What you are asked to do
All of the data must be printed exactly; please include every line.

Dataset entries
§ §

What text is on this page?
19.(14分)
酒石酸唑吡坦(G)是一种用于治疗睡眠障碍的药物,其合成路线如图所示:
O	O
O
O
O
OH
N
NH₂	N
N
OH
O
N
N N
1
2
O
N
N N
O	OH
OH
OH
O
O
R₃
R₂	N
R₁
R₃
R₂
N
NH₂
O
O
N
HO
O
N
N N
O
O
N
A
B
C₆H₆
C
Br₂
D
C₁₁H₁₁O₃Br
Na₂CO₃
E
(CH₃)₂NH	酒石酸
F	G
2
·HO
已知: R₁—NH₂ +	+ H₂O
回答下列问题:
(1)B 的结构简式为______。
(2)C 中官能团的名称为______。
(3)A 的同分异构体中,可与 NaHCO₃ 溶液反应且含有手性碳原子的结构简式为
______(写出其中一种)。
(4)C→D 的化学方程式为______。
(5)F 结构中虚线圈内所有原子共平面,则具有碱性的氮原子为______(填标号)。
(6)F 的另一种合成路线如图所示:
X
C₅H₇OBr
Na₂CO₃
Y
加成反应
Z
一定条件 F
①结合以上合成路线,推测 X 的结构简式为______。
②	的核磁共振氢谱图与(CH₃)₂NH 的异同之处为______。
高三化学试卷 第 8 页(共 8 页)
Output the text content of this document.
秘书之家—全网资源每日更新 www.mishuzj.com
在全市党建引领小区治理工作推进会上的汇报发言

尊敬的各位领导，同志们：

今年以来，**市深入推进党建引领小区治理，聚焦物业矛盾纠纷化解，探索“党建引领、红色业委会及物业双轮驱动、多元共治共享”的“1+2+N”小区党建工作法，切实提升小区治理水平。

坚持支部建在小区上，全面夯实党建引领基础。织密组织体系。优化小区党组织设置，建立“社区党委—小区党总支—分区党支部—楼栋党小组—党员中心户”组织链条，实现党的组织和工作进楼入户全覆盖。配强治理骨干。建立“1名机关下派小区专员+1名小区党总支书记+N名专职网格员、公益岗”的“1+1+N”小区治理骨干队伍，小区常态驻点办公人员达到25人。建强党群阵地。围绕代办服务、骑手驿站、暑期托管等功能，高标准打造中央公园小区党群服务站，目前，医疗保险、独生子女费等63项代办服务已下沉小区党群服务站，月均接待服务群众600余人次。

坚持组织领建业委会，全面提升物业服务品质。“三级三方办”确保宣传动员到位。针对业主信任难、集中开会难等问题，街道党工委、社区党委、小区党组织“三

§ §

Written solution
What text is on this page?
19.(14分)
酒石酸唑吡坦(G)是一种用于治疗睡眠障碍的药物,其合成路线如图所示:
O	O
O
O
O
OH
N
NH₂	N
N
OH
O
N
N N
1
2
O
N
N N
O	OH
OH
OH
O
O
R₃
R₂	N
R₁
R₃
R₂
N
NH₂
O
O
N
HO
O
N
N N
O
O
N
A
B
C₆H₆
C
Br₂
D
C₁₁H₁₁O₃Br
Na₂CO₃
E
(CH₃)₂NH	酒石酸
F	G
2
·HO
已知: R₁—NH₂ +	+ H₂O
回答下列问题:
(1)B 的结构简式为______。
(2)C 中官能团的名称为______。
(3)A 的同分异构体中,可与 NaHCO₃ 溶液反应且含有手性碳原子的结构简式为
______(写出其中一种)。
(4)C→D 的化学方程式为______。
(5)F 结构中虚线圈内所有原子共平面,则具有碱性的氮原子为______(填标号)。
(6)F 的另一种合成路线如图所示:
X
C₅H₇OBr
Na₂CO₃
Y
加成反应
Z
一定条件 F
①结合以上合成路线,推测 X 的结构简式为______。
②	的核磁共振氢谱图与(CH₃)₂NH 的异同之处为______。
高三化学试卷 第 8 页(共 8 页)
Output the text content of this document.
秘书之家—全网资源每日更新 www.mishuzj.com
在全市党建引领小区治理工作推进会上的汇报发言

尊敬的各位领导，同志们：

今年以来，**市深入推进党建引领小区治理，聚焦物业矛盾纠纷化解，探索“党建引领、红色业委会及物业双轮驱动、多元共治共享”的“1+2+N”小区党建工作法，切实提升小区治理水平。

坚持支部建在小区上，全面夯实党建引领基础。织密组织体系。优化小区党组织设置，建立“社区党委—小区党总支—分区党支部—楼栋党小组—党员中心户”组织链条，实现党的组织和工作进楼入户全覆盖。配强治理骨干。建立“1名机关下派小区专员+1名小区党总支书记+N名专职网格员、公益岗”的“1+1+N”小区治理骨干队伍，小区常态驻点办公人员达到25人。建强党群阵地。围绕代办服务、骑手驿站、暑期托管等功能，高标准打造中央公园小区党群服务站，目前，医疗保险、独生子女费等63项代办服务已下沉小区党群服务站，月均接待服务群众600余人次。

坚持组织领建业委会，全面提升物业服务品质。“三级三方办”确保宣传动员到位。针对业主信任难、集中开会难等问题，街道党工委、社区党委、小区党组织“三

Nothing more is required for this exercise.